## SUPPLIED MATERIAL

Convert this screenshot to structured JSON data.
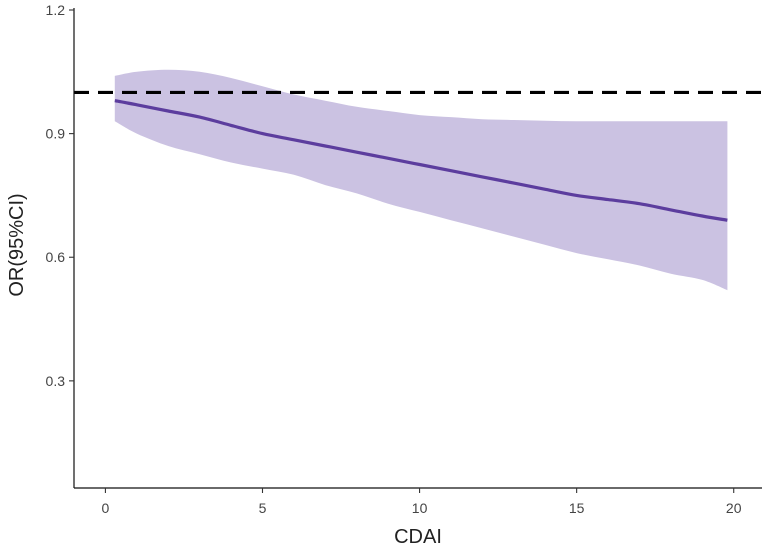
{
  "chart_data": {
    "type": "line",
    "xlabel": "CDAI",
    "ylabel": "OR(95%CI)",
    "xlim": [
      -1,
      20.9
    ],
    "ylim": [
      0.04,
      1.2
    ],
    "x_ticks": [
      0,
      5,
      10,
      15,
      20
    ],
    "x_tick_labels": [
      "0",
      "5",
      "10",
      "15",
      "20"
    ],
    "y_ticks": [
      0.3,
      0.6,
      0.9,
      1.2
    ],
    "y_tick_labels": [
      "0.3",
      "0.6",
      "0.9",
      "1.2"
    ],
    "reference_line": {
      "y": 1.0,
      "style": "dashed",
      "color": "#000000"
    },
    "grid": false,
    "series": [
      {
        "x": [
          0.3,
          1,
          2,
          3,
          4,
          5,
          6,
          7,
          8,
          9,
          10,
          11,
          12,
          13,
          14,
          15,
          16,
          17,
          18,
          19,
          19.8
        ],
        "y": [
          0.98,
          0.97,
          0.955,
          0.94,
          0.92,
          0.9,
          0.885,
          0.87,
          0.855,
          0.84,
          0.825,
          0.81,
          0.795,
          0.78,
          0.765,
          0.75,
          0.74,
          0.73,
          0.715,
          0.7,
          0.69
        ],
        "lower": [
          0.93,
          0.9,
          0.87,
          0.85,
          0.83,
          0.815,
          0.8,
          0.775,
          0.755,
          0.73,
          0.71,
          0.69,
          0.67,
          0.65,
          0.63,
          0.61,
          0.595,
          0.58,
          0.56,
          0.545,
          0.52
        ],
        "upper": [
          1.04,
          1.05,
          1.055,
          1.05,
          1.035,
          1.015,
          0.995,
          0.98,
          0.965,
          0.955,
          0.945,
          0.94,
          0.935,
          0.933,
          0.931,
          0.93,
          0.93,
          0.93,
          0.93,
          0.93,
          0.93
        ],
        "line_color": "#5c3d9e",
        "band_color": "#cbc2e2"
      }
    ]
  }
}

## EXERCISE PROMPT
Quote the entries in full. Any image among them is to be omitted from the copy.

## RESPONSE
Convert this screenshot to structured JSON data.
{
  "chart_data": {
    "type": "line",
    "xlabel": "CDAI",
    "ylabel": "OR(95%CI)",
    "xlim": [
      -1,
      20.9
    ],
    "ylim": [
      0.04,
      1.2
    ],
    "x_ticks": [
      0,
      5,
      10,
      15,
      20
    ],
    "x_tick_labels": [
      "0",
      "5",
      "10",
      "15",
      "20"
    ],
    "y_ticks": [
      0.3,
      0.6,
      0.9,
      1.2
    ],
    "y_tick_labels": [
      "0.3",
      "0.6",
      "0.9",
      "1.2"
    ],
    "reference_line": {
      "y": 1.0,
      "style": "dashed",
      "color": "#000000"
    },
    "grid": false,
    "series": [
      {
        "x": [
          0.3,
          1,
          2,
          3,
          4,
          5,
          6,
          7,
          8,
          9,
          10,
          11,
          12,
          13,
          14,
          15,
          16,
          17,
          18,
          19,
          19.8
        ],
        "y": [
          0.98,
          0.97,
          0.955,
          0.94,
          0.92,
          0.9,
          0.885,
          0.87,
          0.855,
          0.84,
          0.825,
          0.81,
          0.795,
          0.78,
          0.765,
          0.75,
          0.74,
          0.73,
          0.715,
          0.7,
          0.69
        ],
        "lower": [
          0.93,
          0.9,
          0.87,
          0.85,
          0.83,
          0.815,
          0.8,
          0.775,
          0.755,
          0.73,
          0.71,
          0.69,
          0.67,
          0.65,
          0.63,
          0.61,
          0.595,
          0.58,
          0.56,
          0.545,
          0.52
        ],
        "upper": [
          1.04,
          1.05,
          1.055,
          1.05,
          1.035,
          1.015,
          0.995,
          0.98,
          0.965,
          0.955,
          0.945,
          0.94,
          0.935,
          0.933,
          0.931,
          0.93,
          0.93,
          0.93,
          0.93,
          0.93,
          0.93
        ],
        "line_color": "#5c3d9e",
        "band_color": "#cbc2e2"
      }
    ]
  }
}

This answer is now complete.